Exercise requirements: Answer with one number only: the number of lines that include the word "Mickey".

*** Records shown ***

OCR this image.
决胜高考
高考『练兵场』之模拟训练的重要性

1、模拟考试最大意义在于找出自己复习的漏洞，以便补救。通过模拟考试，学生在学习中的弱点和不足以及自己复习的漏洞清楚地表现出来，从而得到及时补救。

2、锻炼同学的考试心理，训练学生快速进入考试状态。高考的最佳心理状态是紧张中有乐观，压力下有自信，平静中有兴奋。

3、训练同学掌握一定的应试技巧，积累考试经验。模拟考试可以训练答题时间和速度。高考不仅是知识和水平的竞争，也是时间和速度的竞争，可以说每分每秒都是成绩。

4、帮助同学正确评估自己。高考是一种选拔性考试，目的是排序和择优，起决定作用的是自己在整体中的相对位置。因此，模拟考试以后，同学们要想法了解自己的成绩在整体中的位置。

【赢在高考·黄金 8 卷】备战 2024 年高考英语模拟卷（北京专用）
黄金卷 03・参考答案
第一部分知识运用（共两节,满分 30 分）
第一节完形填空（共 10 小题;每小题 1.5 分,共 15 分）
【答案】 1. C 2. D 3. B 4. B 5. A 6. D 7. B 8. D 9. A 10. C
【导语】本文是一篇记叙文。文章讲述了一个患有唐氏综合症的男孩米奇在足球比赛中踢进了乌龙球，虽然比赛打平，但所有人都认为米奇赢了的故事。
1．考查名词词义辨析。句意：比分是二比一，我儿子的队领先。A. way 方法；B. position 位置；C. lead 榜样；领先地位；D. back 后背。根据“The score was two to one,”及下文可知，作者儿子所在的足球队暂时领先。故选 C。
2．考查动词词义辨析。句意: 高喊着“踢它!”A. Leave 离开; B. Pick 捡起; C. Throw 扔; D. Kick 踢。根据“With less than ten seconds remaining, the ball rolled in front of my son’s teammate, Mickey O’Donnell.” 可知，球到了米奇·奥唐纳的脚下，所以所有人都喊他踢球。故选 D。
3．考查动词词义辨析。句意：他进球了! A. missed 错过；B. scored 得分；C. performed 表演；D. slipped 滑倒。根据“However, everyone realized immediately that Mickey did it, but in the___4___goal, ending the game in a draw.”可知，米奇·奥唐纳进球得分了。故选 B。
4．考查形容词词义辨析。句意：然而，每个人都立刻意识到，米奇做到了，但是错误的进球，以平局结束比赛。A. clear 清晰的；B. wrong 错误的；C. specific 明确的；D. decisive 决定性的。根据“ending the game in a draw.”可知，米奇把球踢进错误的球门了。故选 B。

***

Output of the task: 2